## To do
Look through the data for the string "armalari". Copy every line where it is found.
# Extracted data start
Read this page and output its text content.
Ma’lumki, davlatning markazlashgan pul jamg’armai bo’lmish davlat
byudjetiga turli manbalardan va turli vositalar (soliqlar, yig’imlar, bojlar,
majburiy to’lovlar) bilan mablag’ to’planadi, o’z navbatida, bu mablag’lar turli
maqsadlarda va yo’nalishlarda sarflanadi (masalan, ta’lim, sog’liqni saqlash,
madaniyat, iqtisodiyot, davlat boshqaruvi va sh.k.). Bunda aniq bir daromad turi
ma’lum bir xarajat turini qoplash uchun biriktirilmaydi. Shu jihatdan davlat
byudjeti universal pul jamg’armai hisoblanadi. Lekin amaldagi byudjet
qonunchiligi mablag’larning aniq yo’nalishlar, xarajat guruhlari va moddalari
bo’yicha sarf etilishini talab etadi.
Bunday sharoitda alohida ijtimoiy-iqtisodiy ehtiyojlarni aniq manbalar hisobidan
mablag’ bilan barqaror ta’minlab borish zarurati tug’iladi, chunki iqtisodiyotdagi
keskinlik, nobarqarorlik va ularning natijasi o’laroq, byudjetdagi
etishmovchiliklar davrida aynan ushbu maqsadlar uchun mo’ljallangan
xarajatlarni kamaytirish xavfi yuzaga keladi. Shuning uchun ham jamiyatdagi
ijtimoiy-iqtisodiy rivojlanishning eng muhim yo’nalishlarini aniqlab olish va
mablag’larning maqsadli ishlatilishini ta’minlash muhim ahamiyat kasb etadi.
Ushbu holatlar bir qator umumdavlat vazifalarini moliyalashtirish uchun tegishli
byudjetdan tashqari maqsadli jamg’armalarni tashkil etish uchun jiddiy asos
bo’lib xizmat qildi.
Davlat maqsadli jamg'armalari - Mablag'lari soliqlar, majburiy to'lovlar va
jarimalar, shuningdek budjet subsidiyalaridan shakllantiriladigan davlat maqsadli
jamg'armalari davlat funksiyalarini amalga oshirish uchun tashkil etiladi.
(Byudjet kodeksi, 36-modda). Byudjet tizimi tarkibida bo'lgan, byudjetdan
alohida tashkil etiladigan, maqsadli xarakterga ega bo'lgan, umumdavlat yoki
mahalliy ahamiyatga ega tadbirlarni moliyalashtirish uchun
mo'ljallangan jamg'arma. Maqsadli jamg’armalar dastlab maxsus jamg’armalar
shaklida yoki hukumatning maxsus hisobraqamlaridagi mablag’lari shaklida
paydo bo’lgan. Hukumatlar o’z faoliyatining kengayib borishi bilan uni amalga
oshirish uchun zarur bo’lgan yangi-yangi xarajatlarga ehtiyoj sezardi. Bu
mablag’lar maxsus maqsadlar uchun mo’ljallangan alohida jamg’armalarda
# Extracted data end
# Extracted data start
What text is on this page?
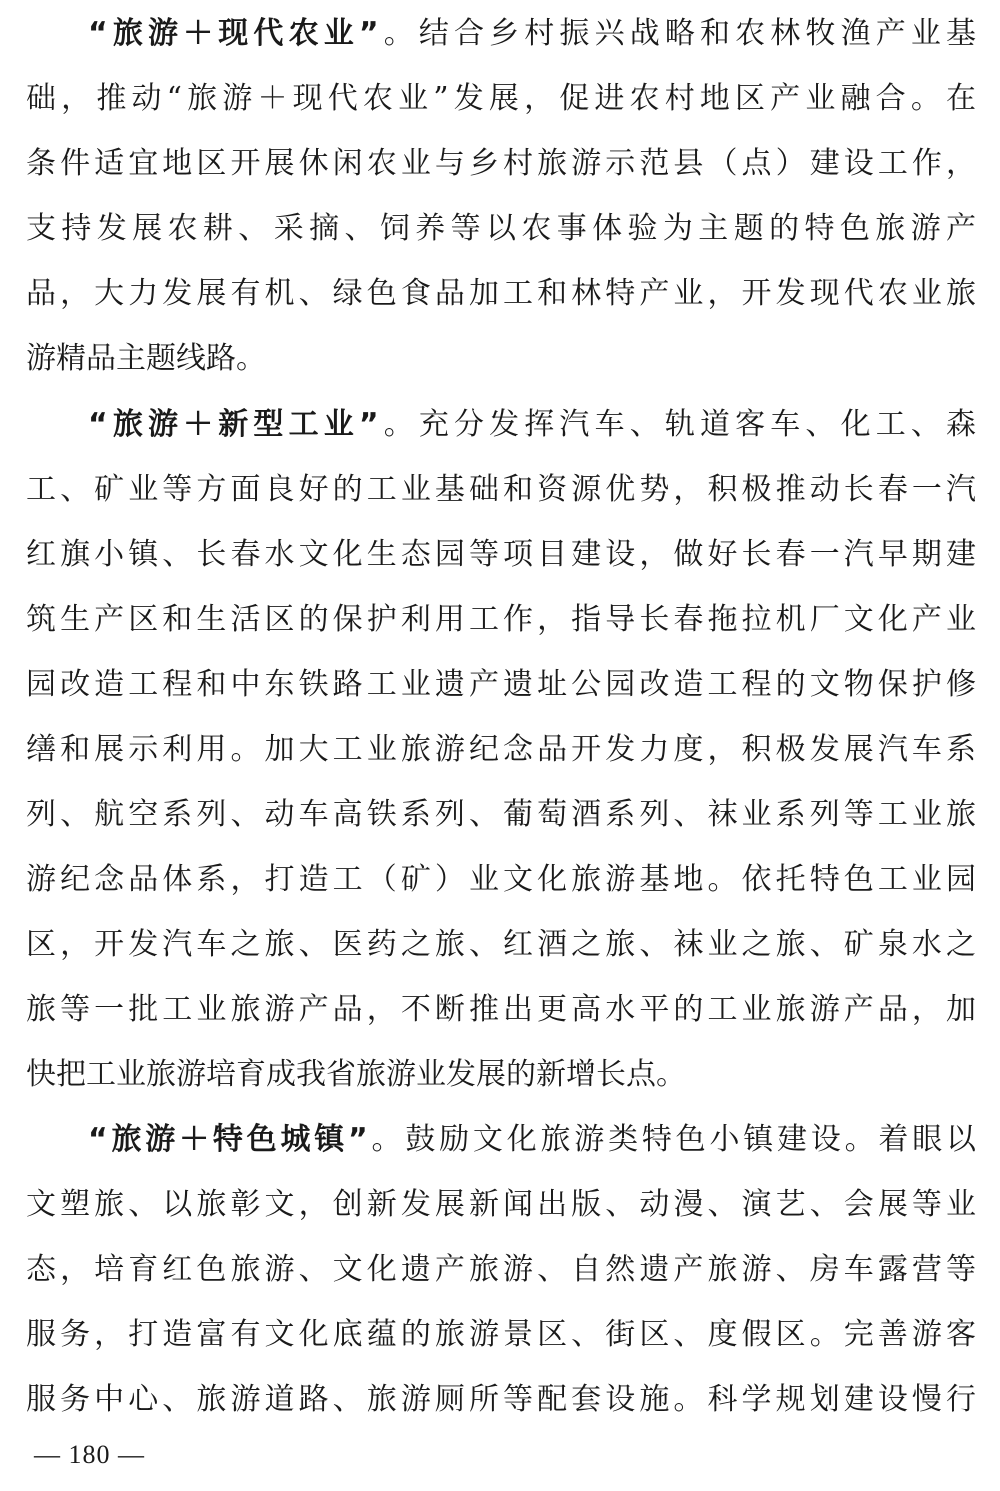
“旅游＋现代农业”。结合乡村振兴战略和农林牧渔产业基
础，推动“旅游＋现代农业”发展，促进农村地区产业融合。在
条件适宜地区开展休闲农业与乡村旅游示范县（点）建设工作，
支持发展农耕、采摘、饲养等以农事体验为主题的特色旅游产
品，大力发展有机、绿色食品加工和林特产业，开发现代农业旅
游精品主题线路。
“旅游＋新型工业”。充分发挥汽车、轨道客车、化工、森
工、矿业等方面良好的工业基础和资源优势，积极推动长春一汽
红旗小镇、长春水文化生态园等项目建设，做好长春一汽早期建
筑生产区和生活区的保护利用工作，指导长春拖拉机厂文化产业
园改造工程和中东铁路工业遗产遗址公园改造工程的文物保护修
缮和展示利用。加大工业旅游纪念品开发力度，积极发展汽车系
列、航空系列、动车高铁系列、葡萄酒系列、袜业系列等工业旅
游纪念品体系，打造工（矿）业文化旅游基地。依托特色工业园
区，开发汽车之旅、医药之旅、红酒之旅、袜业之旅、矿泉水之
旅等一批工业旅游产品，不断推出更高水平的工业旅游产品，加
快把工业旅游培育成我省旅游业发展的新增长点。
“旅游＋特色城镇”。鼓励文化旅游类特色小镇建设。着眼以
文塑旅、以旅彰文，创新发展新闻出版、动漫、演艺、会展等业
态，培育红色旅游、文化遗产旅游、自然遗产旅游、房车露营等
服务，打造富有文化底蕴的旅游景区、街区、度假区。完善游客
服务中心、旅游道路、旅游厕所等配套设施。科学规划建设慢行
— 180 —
# Extracted data end
# Extracted data start
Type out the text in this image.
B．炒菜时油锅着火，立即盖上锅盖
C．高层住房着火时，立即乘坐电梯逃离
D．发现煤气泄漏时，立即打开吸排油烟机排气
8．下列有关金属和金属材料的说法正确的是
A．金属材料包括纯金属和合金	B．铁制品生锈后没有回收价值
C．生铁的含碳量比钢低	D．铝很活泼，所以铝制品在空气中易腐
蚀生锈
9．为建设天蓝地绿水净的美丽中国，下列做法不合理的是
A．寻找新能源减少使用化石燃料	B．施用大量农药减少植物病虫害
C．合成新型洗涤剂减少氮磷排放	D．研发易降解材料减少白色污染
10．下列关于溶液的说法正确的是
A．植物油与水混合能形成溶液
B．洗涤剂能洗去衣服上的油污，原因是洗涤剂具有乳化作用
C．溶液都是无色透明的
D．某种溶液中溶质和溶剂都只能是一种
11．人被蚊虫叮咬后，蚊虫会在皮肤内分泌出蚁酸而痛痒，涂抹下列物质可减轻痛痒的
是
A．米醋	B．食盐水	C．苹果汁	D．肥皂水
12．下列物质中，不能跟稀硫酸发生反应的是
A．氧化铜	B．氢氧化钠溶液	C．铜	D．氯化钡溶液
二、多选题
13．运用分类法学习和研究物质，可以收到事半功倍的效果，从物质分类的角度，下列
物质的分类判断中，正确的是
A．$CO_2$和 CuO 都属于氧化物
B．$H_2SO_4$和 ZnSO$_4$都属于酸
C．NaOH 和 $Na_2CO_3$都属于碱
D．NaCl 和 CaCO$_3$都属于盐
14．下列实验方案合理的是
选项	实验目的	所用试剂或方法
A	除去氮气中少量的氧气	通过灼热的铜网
# Extracted data end
## Exercise response
Davlat maqsadli jamg'armalari - Mablag'lari soliqlar, majburiy to'lovlar va
jamg'armalari davlat funksiyalarini amalga oshirish uchun tashkil etiladi.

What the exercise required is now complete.